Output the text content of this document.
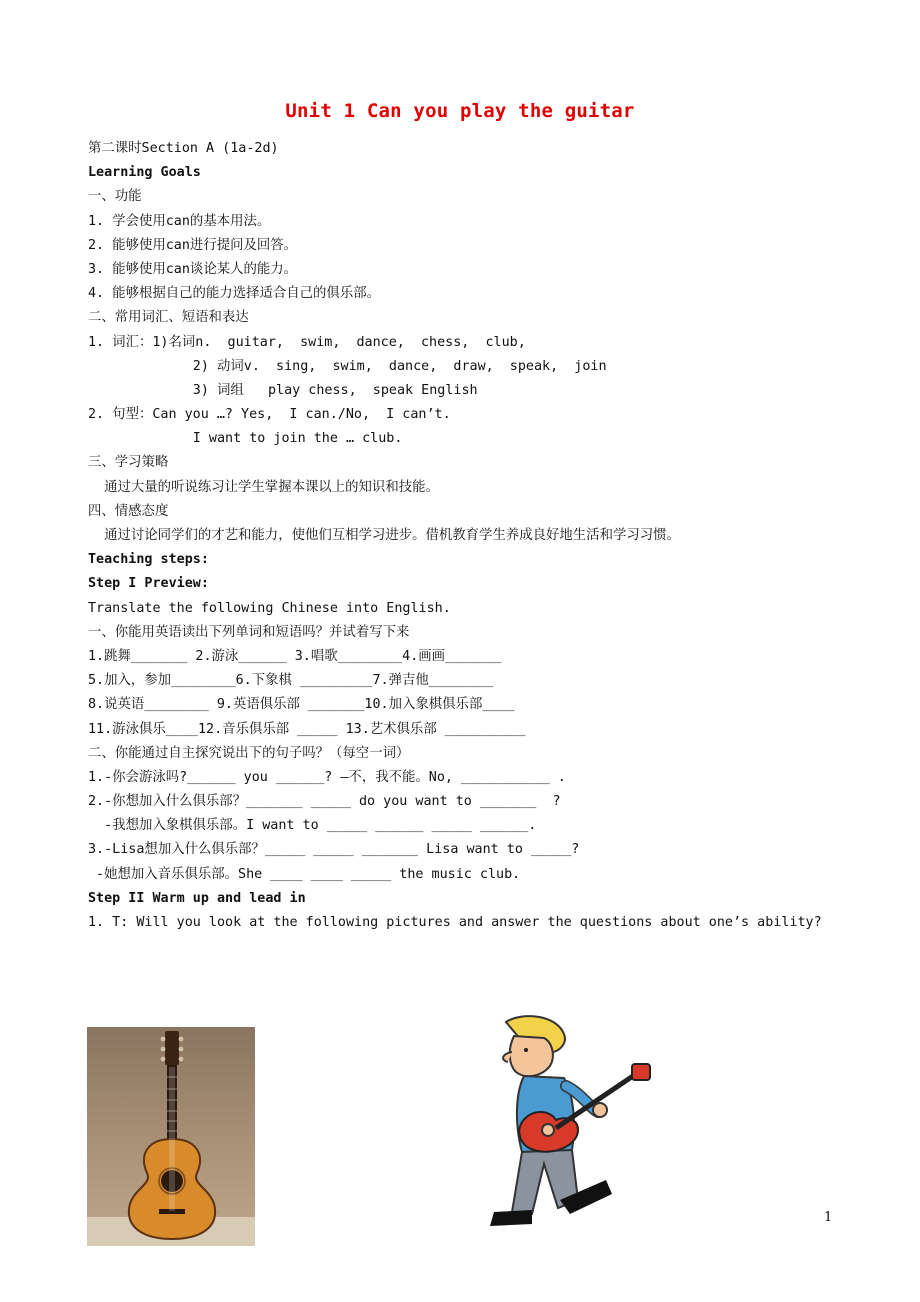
Unit 1 Can you play the guitar
第二课时Section A (1a-2d)
Learning Goals
一、功能
1. 学会使用can的基本用法。
2. 能够使用can进行提问及回答。
3. 能够使用can谈论某人的能力。
4. 能够根据自己的能力选择适合自己的俱乐部。
二、常用词汇、短语和表达
1. 词汇：1)名词n.  guitar,  swim,  dance,  chess,  club,
2) 动词v.  sing,  swim,  dance,  draw,  speak,  join
3) 词组   play chess,  speak English
2. 句型：Can you …? Yes,  I can./No,  I can’t.
I want to join the … club.
三、学习策略
通过大量的听说练习让学生掌握本课以上的知识和技能。
四、情感态度
通过讨论同学们的才艺和能力，使他们互相学习进步。借机教育学生养成良好地生活和学习习惯。
Teaching steps:
Step I Preview:
Translate the following Chinese into English.
一、你能用英语读出下列单词和短语吗？并试着写下来
1.跳舞_______ 2.游泳______ 3.唱歌________4.画画_______
5.加入，参加________6.下象棋 _________7.弹吉他________
8.说英语________ 9.英语俱乐部 _______10.加入象棋俱乐部____
11.游泳俱乐____12.音乐俱乐部 _____ 13.艺术俱乐部 __________
二、你能通过自主探究说出下的句子吗？（每空一词）
1.-你会游泳吗?______ you ______? –不，我不能。No, ___________ .
2.-你想加入什么俱乐部？_______ _____ do you want to _______  ?
-我想加入象棋俱乐部。I want to _____ ______ _____ ______.
3.-Lisa想加入什么俱乐部？_____ _____ _______ Lisa want to _____?
-她想加入音乐俱乐部。She ____ ____ _____ the music club.
Step II Warm up and lead in
1. T: Will you look at the following pictures and answer the questions about one’s ability?
1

________________

Pictures are excluded; copy all other data exactly as shown.

Output the text content of this document.
Unit 1 Can you play the guitar
第二课时Section A (1a-2d)
Learning Goals
一、功能
1. 学会使用can的基本用法。
2. 能够使用can进行提问及回答。
3. 能够使用can谈论某人的能力。
4. 能够根据自己的能力选择适合自己的俱乐部。
二、常用词汇、短语和表达
1. 词汇：1)名词n.  guitar,  swim,  dance,  chess,  club,
2) 动词v.  sing,  swim,  dance,  draw,  speak,  join
3) 词组   play chess,  speak English
2. 句型：Can you …? Yes,  I can./No,  I can’t.
I want to join the … club.
三、学习策略
通过大量的听说练习让学生掌握本课以上的知识和技能。
四、情感态度
通过讨论同学们的才艺和能力，使他们互相学习进步。借机教育学生养成良好地生活和学习习惯。
Teaching steps:
Step I Preview:
Translate the following Chinese into English.
一、你能用英语读出下列单词和短语吗？并试着写下来
1.跳舞_______ 2.游泳______ 3.唱歌________4.画画_______
5.加入，参加________6.下象棋 _________7.弹吉他________
8.说英语________ 9.英语俱乐部 _______10.加入象棋俱乐部____
11.游泳俱乐____12.音乐俱乐部 _____ 13.艺术俱乐部 __________
二、你能通过自主探究说出下的句子吗？（每空一词）
1.-你会游泳吗?______ you ______? –不，我不能。No, ___________ .
2.-你想加入什么俱乐部？_______ _____ do you want to _______  ?
-我想加入象棋俱乐部。I want to _____ ______ _____ ______.
3.-Lisa想加入什么俱乐部？_____ _____ _______ Lisa want to _____?
-她想加入音乐俱乐部。She ____ ____ _____ the music club.
Step II Warm up and lead in
1. T: Will you look at the following pictures and answer the questions about one’s ability?
1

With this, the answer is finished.